WORK TO BE COMPLETED: Copy out every line that contains "Восток".

* BEGIN RAW DATA *

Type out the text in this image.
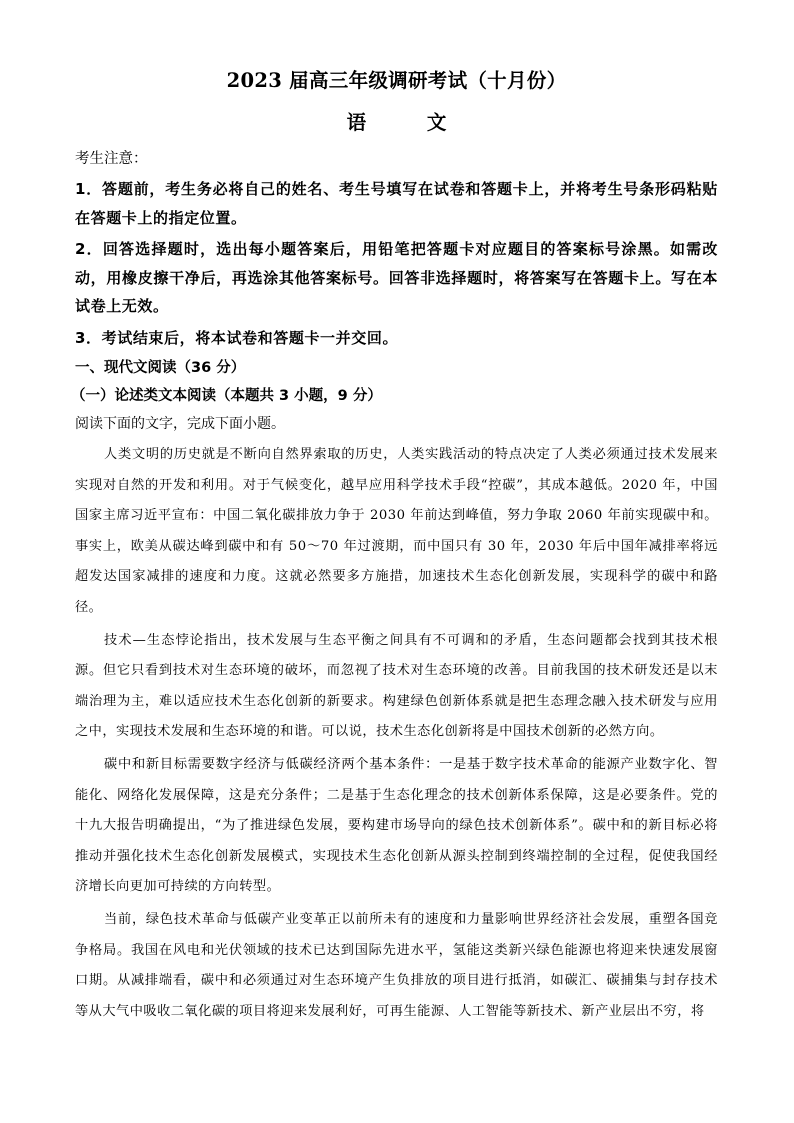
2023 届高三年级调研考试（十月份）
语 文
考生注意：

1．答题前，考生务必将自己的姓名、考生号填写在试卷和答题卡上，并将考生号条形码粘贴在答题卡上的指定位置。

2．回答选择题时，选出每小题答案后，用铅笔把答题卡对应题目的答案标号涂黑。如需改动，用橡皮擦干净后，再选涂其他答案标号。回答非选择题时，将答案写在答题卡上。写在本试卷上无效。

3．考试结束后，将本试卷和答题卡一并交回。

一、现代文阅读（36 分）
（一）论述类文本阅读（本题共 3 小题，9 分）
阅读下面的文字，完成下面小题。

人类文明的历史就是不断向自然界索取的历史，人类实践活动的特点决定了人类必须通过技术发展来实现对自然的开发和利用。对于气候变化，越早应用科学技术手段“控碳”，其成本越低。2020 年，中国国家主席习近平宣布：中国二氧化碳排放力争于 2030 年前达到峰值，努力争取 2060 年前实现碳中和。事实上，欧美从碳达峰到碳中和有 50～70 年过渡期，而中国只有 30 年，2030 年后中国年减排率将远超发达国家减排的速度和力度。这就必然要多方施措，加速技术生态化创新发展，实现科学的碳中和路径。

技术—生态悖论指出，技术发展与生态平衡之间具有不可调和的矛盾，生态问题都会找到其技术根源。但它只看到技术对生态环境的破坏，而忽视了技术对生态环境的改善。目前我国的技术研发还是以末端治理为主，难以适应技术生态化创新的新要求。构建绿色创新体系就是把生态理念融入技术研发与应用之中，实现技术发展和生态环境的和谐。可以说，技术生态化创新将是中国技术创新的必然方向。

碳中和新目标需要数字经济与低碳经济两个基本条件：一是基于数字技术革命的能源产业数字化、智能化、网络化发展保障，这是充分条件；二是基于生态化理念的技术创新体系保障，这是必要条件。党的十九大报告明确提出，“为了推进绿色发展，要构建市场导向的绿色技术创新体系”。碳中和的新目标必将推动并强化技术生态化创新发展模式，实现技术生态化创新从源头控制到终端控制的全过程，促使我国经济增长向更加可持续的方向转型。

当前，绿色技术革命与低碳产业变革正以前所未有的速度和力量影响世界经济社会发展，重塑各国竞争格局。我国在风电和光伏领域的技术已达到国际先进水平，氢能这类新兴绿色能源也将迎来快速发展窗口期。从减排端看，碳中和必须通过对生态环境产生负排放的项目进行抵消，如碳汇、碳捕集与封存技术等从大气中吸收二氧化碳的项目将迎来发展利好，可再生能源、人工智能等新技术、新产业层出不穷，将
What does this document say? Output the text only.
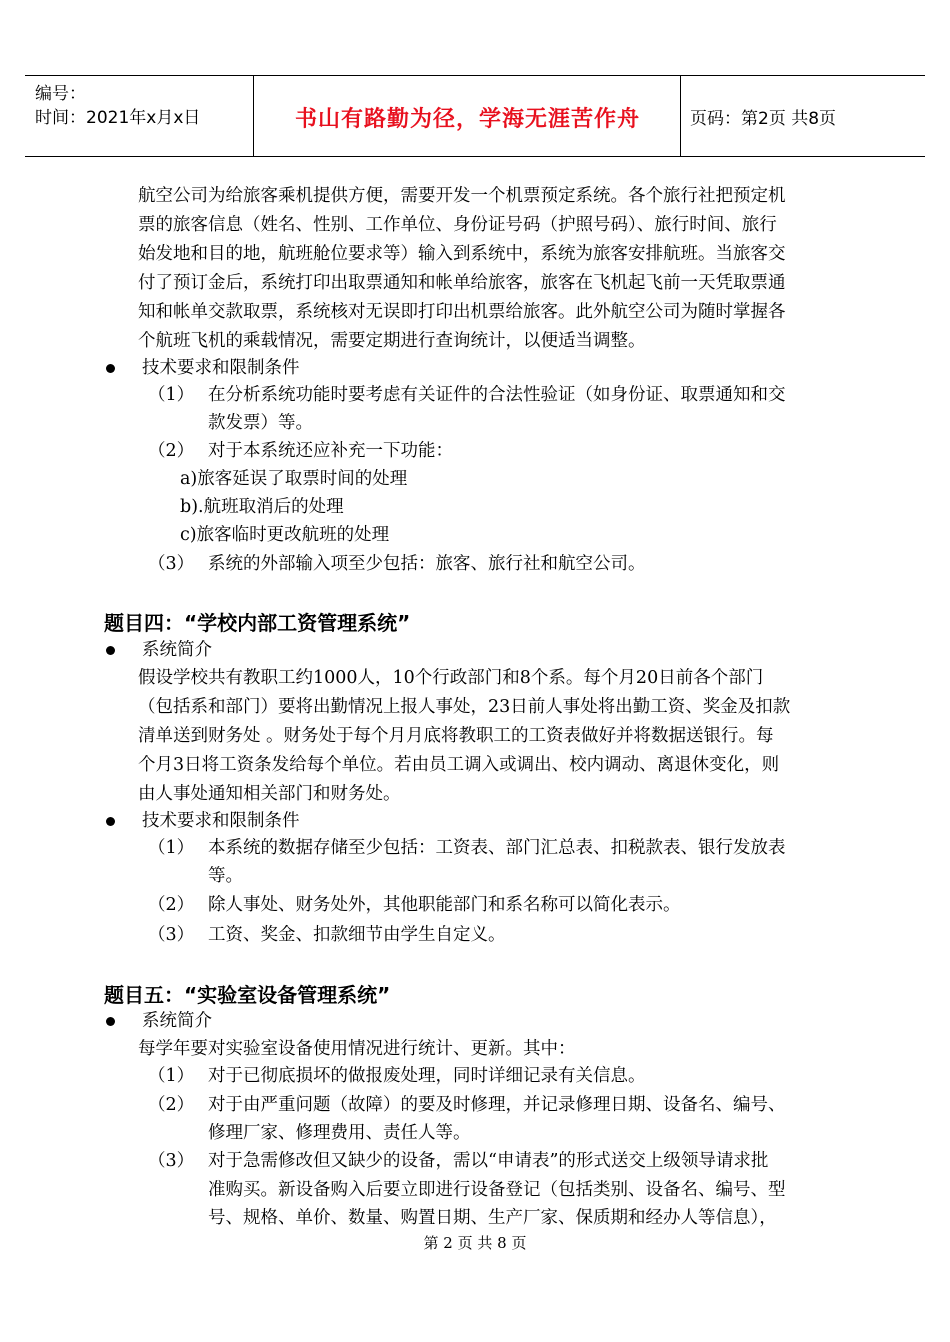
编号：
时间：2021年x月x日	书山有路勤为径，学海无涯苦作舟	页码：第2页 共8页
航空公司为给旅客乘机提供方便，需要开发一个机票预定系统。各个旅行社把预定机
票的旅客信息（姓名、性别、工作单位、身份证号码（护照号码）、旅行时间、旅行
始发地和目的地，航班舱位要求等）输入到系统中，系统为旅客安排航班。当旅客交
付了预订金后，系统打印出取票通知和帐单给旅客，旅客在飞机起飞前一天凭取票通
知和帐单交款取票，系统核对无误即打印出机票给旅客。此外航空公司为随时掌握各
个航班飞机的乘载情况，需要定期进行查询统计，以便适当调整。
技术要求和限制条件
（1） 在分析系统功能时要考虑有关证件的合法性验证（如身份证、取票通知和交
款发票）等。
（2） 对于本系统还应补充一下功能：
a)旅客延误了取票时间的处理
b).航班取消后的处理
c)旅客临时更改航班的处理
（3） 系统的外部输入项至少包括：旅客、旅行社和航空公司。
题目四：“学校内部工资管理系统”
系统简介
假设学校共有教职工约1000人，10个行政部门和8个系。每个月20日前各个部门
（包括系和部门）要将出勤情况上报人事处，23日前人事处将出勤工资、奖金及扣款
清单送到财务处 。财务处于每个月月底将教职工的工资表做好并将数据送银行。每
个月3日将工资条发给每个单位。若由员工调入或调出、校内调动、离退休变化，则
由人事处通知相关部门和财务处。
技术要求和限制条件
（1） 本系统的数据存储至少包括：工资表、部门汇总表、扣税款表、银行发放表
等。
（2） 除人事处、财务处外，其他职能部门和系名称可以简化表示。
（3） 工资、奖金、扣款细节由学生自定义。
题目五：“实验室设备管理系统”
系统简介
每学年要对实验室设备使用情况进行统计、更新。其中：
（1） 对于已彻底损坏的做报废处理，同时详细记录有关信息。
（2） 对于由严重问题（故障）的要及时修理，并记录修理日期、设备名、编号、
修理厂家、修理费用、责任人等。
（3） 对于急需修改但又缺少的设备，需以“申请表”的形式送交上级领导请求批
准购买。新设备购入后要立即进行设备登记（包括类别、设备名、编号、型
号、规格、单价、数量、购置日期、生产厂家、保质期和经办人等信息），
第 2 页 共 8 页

* END RAW DATA *
* BEGIN RAW DATA *

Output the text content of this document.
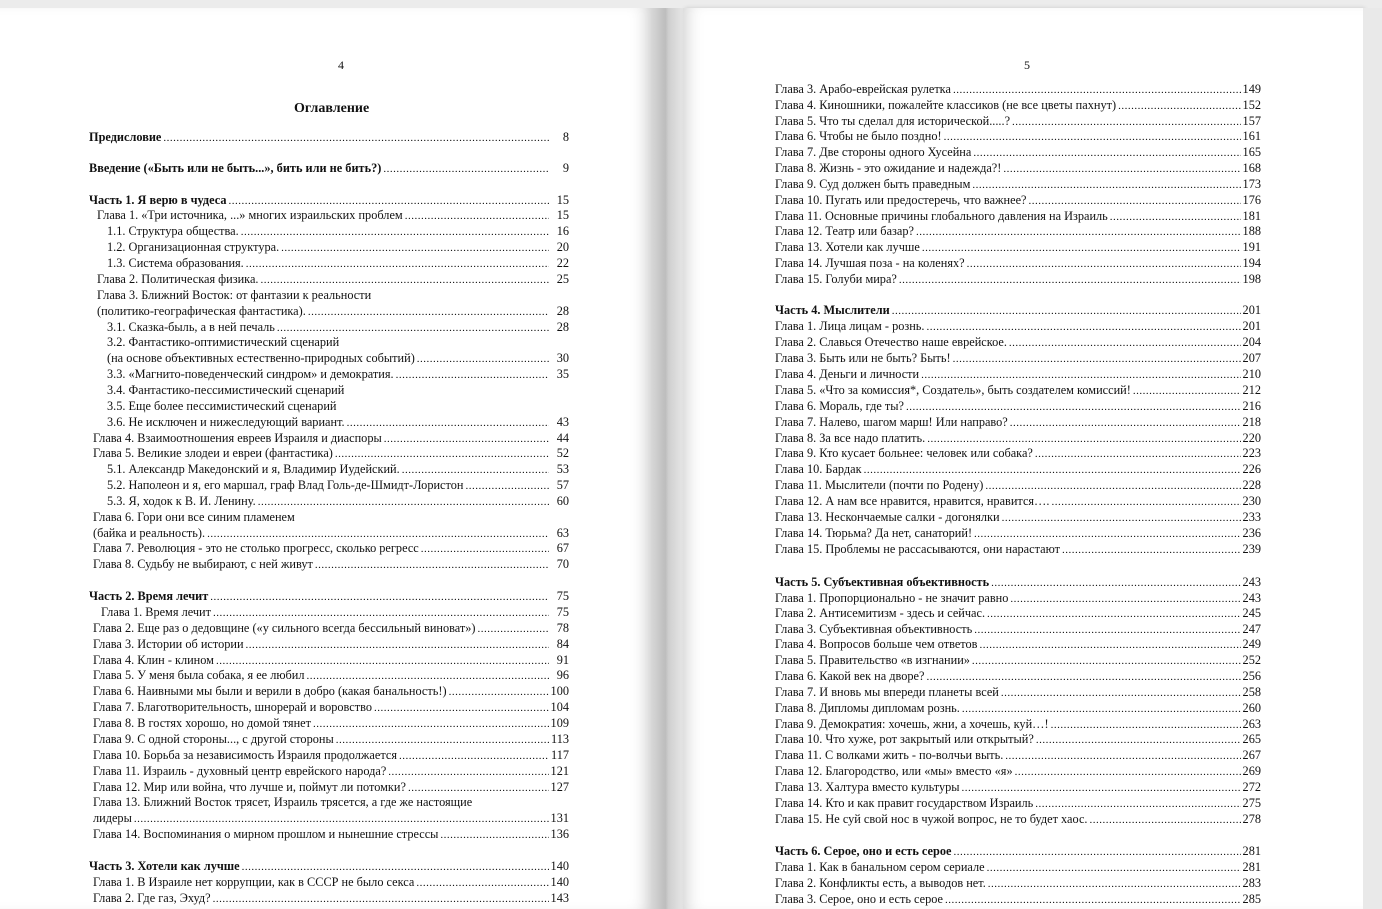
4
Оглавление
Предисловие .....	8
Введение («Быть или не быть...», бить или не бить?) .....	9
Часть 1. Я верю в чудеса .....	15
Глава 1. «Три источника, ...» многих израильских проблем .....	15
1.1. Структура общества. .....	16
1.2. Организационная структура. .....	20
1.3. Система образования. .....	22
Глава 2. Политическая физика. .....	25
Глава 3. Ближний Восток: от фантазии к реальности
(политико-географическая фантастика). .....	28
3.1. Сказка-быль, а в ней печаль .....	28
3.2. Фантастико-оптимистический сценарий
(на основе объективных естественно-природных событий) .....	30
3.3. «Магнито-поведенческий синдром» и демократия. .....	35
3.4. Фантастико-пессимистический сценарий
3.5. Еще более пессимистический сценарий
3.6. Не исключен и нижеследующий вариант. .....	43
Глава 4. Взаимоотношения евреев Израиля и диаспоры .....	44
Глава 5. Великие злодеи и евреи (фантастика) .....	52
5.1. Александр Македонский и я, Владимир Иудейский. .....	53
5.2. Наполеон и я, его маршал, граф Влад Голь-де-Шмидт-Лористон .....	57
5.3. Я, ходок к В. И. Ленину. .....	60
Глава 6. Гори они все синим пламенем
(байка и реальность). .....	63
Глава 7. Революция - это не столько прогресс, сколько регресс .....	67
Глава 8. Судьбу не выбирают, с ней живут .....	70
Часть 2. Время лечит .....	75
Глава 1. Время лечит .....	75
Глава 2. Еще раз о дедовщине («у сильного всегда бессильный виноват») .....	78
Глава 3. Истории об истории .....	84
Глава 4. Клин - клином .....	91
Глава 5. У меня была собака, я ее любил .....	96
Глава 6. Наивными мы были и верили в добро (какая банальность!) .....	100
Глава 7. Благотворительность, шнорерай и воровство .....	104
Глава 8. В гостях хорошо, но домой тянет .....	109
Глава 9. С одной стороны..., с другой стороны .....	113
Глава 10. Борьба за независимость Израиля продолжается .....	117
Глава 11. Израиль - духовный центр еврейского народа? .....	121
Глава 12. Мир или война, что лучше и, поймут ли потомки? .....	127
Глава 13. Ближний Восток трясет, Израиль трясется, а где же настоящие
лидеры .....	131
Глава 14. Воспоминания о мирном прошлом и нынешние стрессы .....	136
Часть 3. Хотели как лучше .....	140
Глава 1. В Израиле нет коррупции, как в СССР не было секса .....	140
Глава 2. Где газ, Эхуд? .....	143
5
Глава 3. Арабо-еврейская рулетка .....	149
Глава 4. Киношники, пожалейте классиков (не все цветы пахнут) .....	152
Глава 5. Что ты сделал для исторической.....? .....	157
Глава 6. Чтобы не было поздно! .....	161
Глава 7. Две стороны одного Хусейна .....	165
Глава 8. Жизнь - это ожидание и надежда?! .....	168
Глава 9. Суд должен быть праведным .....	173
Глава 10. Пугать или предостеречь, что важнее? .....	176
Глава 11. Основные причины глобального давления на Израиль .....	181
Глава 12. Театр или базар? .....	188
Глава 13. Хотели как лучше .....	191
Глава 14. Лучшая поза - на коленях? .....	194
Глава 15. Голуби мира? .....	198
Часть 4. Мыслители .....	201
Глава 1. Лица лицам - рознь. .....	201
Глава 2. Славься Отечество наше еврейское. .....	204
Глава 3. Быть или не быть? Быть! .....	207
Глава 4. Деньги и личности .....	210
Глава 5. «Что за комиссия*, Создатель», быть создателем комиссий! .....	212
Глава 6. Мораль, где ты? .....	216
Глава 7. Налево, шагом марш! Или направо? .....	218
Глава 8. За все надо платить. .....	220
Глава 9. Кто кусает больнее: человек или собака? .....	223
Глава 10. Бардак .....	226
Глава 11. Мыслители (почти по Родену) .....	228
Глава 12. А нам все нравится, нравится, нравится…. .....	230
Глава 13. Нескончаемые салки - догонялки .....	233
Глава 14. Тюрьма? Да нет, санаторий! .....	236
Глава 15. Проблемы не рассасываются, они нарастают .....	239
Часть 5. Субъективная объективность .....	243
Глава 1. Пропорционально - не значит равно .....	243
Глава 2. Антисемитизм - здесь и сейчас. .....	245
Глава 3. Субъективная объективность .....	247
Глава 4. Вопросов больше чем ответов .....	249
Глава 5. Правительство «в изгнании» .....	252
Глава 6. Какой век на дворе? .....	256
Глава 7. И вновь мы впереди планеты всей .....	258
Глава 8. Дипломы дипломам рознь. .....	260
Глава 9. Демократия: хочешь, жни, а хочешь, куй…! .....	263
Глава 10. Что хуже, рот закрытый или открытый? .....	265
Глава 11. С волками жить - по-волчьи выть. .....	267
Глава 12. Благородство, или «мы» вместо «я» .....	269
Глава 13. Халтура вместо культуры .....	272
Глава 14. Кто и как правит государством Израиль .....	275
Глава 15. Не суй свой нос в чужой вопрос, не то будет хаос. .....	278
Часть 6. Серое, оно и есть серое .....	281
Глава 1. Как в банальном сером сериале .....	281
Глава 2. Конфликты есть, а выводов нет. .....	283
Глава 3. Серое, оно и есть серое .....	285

* END RAW DATA *

RESPONSE:
Глава 3. Ближний Восток: от фантазии к реальности
Глава 13. Ближний Восток трясет, Израиль трясется, а где же настоящие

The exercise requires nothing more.